▶ [Pasaje]:
+ + +

Siendo un joven abogado, que vivía del ejercicio de su profesión comencé a descubrir los vericuetos de la actividad tribunalicia. El recorrido de los mal iluminados pasillos de los edificios judiciales, me ubicaba frente a una realidad que no se ajustaba totalmente a la enseñanza recibida en la Universidad. Por ejemplo, cada Secretaría, en el papeleo tenía sus tics administrativos que diferían de aquellos pertenecientes a la otra Secretaría del mismo Juzgado. Los horarios de iniciación de las audiencias excedían en muchos casos la clásica media hora de tolerancia a favor del juzgado que pregonaban los usos y costumbres procesales. El anacronismo de la operatoria de coser los expedientes o poner los cargos con la fecha y hora de presentación de los escritos, eran trámites que violentaban el sentido común de un observador imparcial, y más aún de un auxiliar de la justicia como se lo consideraba al letrado interviniente.

+ + +

▶ [Lista de tareas]:
a. Traduce al inglés esta oración del pasaje sobre la actividad tribunalicia: "Por ejemplo, cada Secretaría, en el papeleo tenía sus tics administrativos que diferían de aquellos pertenecientes a la otra Secretaría del mismo Juzgado."
b. Prosigue el pasaje sobre la actividad tribunalicia a partir de su última oración.

▶ [Entradas de elementos anotados]:
+ + +

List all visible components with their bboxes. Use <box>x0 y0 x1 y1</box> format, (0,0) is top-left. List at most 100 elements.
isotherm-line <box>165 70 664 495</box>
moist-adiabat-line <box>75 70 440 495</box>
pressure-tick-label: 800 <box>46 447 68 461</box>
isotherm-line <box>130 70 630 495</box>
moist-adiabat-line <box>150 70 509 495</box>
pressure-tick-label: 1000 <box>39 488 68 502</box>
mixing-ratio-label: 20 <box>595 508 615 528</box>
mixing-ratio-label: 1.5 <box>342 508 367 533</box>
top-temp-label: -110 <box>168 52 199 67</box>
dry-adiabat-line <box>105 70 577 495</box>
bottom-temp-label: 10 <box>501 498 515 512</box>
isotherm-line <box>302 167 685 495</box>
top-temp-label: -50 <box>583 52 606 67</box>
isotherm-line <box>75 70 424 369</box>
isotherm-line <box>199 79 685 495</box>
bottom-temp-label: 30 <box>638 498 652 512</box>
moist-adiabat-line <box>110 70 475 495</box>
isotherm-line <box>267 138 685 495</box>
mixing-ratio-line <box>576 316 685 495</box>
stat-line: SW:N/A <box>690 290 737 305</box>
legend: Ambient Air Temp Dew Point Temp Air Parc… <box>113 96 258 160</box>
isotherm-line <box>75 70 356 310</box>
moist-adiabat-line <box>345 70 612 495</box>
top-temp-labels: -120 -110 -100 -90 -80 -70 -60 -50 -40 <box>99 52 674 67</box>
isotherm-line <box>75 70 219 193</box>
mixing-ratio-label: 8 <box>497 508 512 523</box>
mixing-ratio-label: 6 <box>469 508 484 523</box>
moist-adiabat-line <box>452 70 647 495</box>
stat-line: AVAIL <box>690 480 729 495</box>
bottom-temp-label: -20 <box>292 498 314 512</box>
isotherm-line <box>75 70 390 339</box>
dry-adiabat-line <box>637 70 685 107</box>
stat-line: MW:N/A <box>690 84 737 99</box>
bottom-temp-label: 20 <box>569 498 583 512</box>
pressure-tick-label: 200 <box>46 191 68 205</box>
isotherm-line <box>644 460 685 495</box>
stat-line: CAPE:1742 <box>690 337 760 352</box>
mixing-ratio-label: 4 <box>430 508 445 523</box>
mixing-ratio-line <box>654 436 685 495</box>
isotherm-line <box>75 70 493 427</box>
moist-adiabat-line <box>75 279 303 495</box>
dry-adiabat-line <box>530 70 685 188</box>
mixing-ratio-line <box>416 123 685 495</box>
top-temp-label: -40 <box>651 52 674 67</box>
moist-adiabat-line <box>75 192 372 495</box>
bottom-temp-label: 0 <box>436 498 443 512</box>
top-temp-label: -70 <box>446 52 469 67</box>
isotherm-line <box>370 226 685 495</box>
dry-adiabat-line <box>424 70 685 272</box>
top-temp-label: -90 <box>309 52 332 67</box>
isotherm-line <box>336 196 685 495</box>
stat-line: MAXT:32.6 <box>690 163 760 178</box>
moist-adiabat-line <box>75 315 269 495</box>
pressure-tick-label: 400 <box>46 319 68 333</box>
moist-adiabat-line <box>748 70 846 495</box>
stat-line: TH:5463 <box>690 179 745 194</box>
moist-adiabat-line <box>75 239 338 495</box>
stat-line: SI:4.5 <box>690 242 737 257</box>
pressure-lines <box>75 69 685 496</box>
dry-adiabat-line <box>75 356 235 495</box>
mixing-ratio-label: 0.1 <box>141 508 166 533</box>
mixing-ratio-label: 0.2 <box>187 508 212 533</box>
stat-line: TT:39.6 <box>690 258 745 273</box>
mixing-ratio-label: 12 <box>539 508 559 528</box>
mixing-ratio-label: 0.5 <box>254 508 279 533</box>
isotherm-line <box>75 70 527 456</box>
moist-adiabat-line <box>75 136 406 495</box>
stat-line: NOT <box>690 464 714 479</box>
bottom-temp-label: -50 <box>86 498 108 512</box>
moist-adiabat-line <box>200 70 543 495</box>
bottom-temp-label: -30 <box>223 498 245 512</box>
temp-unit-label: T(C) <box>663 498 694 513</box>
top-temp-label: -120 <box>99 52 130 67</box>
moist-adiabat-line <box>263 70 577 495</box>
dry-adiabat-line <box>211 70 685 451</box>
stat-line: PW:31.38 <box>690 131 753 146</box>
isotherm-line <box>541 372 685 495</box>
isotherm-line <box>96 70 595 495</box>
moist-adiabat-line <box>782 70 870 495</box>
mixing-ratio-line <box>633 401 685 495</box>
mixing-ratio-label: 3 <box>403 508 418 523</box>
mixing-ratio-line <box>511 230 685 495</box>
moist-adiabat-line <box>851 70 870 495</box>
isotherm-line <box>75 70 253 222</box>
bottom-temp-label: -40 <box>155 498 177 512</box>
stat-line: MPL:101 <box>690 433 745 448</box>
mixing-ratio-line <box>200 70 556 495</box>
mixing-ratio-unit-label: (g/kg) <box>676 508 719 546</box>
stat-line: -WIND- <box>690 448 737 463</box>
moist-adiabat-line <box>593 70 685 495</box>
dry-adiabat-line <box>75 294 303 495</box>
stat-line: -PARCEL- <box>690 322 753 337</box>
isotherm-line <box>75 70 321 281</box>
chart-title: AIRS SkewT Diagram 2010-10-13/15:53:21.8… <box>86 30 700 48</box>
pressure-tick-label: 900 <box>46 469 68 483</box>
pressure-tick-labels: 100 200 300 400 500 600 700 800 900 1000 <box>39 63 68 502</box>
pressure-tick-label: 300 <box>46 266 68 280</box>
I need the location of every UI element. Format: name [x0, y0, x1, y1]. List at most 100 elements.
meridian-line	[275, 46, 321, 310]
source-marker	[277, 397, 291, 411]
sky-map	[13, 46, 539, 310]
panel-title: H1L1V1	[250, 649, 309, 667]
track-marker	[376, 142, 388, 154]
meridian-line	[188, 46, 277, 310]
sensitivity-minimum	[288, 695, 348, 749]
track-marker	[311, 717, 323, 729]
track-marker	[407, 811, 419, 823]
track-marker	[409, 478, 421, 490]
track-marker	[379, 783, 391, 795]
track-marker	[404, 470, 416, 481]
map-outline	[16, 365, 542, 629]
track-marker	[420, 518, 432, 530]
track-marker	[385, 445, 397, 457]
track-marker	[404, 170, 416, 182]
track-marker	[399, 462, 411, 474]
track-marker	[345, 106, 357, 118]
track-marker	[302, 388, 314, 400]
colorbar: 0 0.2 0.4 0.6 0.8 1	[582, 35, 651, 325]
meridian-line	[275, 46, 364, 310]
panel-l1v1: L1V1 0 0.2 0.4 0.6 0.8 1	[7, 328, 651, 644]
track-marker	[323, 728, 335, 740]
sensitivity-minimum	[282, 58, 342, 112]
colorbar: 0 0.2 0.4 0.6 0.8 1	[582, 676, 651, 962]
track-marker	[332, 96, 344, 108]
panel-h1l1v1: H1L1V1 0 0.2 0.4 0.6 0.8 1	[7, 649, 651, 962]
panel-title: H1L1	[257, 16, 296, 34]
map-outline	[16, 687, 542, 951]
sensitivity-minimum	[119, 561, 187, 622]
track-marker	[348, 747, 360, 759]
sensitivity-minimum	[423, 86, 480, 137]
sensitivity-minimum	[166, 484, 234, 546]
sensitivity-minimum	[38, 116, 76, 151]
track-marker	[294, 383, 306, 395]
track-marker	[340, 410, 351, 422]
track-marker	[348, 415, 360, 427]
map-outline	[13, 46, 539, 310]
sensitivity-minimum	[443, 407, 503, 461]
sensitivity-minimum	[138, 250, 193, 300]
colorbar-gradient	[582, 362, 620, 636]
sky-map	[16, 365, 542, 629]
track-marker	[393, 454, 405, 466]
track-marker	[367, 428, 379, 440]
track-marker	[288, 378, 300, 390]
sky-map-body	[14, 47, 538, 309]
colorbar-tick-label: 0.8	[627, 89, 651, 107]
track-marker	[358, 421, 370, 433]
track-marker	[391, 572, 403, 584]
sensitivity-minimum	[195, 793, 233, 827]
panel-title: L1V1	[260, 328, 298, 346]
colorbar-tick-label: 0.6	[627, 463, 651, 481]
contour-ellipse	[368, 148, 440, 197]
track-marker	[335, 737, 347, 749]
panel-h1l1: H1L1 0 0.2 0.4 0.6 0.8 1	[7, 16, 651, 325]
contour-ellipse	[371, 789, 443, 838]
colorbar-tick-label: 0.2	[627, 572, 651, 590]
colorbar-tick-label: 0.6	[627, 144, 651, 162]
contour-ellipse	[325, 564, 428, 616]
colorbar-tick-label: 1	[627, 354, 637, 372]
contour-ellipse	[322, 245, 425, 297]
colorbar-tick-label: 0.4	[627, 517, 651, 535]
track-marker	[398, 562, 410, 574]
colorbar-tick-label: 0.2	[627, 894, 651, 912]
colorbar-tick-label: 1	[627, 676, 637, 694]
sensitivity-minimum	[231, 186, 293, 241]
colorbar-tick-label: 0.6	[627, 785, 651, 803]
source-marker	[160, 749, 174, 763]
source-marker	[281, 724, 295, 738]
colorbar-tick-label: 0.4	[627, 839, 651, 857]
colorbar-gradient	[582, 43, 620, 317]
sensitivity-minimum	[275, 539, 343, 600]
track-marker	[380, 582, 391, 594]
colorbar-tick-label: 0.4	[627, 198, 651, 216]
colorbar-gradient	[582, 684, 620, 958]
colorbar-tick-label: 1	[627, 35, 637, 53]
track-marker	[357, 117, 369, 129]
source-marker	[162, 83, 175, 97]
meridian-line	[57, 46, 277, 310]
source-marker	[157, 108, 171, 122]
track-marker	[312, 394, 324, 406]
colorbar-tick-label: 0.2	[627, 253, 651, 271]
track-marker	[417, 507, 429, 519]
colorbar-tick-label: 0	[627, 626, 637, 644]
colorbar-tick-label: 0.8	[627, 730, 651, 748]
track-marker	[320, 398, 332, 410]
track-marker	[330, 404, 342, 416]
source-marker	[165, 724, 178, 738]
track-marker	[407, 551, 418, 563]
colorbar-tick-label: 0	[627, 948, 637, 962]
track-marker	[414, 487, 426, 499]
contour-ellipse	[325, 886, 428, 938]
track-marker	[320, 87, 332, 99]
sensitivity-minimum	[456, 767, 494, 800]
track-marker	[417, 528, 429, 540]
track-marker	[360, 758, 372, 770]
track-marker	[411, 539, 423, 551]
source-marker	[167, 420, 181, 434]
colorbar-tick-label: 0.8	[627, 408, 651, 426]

+ + +

▶ [Respuestas en orden]:
a. For example, each Clerk's Office had its own administrative quirks in its paperwork that differed from those of the other Clerk's Office of the same Court.

b.
Poco a poco fui descubriendo que el abogado cumplía una función de gestor con título habilitante. Este concepto puede molestar a algún colega que no conviva con el quehacer cotidiano de Tribunales, pero refleja una realidad que no se debe falsear frente a los estudiantes y, menos, ante los clientes.
Una de las técnicas que desarrollan los letrados es la plus petitio, es decir el pedir de más, para apabullar a la parte contraria y obtener en una transacción algo de lo mucho pedido. Mi técnica fue pedir siempre lo que consideraba equitativo, y por lo tanto era más que razonable que obtuviera mi reclamo.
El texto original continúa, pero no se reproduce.